Search the data below for the word "cree" and copy each line that holds it.

Dataset records:
— Start —
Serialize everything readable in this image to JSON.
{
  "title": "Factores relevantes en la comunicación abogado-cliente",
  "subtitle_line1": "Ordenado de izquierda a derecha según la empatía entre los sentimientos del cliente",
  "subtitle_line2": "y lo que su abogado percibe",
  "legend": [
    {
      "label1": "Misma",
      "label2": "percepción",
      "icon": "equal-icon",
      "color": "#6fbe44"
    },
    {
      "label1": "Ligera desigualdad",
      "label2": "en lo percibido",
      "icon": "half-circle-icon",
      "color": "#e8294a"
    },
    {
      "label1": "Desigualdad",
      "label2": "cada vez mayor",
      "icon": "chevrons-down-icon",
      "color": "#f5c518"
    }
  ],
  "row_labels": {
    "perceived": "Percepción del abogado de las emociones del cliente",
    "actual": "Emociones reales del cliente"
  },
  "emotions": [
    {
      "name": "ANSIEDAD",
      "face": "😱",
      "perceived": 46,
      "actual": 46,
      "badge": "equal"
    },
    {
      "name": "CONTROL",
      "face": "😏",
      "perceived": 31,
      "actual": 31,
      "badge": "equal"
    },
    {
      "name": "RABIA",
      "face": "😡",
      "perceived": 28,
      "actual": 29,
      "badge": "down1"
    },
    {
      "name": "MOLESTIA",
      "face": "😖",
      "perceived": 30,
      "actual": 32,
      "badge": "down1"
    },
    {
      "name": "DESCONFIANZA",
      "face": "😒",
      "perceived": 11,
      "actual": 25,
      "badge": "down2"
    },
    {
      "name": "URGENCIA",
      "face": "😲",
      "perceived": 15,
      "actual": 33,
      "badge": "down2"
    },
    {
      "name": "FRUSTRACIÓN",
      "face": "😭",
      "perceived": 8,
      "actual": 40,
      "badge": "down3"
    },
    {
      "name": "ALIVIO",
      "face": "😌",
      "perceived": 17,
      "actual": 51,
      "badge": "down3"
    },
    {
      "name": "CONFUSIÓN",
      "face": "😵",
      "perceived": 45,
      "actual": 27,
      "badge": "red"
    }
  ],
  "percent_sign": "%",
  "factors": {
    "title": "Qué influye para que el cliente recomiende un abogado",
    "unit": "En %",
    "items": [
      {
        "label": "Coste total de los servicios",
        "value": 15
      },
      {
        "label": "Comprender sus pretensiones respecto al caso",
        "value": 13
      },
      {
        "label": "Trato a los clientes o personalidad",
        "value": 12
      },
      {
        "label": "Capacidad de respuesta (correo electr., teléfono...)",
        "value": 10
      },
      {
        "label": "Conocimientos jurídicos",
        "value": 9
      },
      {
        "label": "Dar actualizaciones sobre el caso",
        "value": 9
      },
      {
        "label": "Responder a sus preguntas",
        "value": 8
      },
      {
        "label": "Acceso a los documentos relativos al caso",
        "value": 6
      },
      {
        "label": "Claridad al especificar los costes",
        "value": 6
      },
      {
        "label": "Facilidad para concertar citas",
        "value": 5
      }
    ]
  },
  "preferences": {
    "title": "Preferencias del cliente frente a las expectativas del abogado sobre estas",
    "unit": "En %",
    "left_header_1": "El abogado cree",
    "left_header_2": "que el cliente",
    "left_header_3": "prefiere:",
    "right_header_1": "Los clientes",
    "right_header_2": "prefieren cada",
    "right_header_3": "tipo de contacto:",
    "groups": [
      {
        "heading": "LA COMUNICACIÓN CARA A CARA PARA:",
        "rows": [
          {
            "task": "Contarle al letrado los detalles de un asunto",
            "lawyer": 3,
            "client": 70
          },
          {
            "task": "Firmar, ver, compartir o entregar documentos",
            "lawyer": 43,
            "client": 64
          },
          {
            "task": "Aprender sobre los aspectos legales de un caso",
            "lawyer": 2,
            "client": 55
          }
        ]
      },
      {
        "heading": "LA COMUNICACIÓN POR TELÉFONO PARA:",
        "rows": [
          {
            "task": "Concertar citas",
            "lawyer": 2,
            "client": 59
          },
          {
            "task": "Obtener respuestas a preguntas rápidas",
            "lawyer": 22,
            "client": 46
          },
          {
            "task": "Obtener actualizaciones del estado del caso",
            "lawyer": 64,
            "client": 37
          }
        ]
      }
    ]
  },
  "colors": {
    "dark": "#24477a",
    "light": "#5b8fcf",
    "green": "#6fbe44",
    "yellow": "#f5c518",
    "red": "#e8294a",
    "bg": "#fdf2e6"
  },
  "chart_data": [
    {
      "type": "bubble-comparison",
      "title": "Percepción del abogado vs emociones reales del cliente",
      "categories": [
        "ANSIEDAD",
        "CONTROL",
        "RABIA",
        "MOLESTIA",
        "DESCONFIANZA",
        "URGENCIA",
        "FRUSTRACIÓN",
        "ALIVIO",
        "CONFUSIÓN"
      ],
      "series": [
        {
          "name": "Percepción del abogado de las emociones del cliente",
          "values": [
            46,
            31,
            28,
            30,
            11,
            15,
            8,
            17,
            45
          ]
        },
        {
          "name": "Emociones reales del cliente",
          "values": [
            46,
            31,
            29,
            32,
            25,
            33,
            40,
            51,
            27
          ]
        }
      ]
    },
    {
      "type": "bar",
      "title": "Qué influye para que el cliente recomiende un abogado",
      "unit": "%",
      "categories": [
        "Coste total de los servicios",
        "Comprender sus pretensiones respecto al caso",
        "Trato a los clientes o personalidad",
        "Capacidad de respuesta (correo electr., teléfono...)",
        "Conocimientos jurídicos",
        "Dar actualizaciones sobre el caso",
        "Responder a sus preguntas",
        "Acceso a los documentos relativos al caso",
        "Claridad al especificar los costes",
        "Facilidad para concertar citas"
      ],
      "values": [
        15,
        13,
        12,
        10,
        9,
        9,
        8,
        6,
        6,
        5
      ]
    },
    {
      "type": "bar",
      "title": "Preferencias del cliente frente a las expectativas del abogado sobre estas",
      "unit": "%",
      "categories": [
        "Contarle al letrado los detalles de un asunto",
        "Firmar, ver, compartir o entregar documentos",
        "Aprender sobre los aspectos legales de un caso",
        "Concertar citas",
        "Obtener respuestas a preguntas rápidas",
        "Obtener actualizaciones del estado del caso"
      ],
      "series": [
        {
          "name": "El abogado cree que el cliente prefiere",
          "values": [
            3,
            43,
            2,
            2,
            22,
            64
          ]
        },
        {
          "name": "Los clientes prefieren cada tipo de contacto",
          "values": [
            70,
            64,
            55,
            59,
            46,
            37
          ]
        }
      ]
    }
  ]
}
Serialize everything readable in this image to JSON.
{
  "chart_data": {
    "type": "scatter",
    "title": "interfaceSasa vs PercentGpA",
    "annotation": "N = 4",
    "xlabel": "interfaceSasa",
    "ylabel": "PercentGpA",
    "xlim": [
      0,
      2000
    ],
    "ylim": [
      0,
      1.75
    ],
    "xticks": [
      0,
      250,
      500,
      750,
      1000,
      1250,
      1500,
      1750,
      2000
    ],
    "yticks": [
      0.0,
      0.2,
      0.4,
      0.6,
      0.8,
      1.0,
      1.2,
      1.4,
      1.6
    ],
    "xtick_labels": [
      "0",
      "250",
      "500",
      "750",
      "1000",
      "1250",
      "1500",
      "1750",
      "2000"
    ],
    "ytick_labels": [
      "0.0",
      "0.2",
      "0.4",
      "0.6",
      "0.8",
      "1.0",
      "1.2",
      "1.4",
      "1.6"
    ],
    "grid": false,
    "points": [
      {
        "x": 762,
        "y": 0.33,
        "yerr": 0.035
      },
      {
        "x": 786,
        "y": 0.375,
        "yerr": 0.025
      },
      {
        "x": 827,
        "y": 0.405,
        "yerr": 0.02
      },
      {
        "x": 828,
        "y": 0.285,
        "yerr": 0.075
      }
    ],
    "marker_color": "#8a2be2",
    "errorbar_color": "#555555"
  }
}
— End —
The answer.
    "left_header_1": "El abogado cree",
          "name": "El abogado cree que el cliente prefiere",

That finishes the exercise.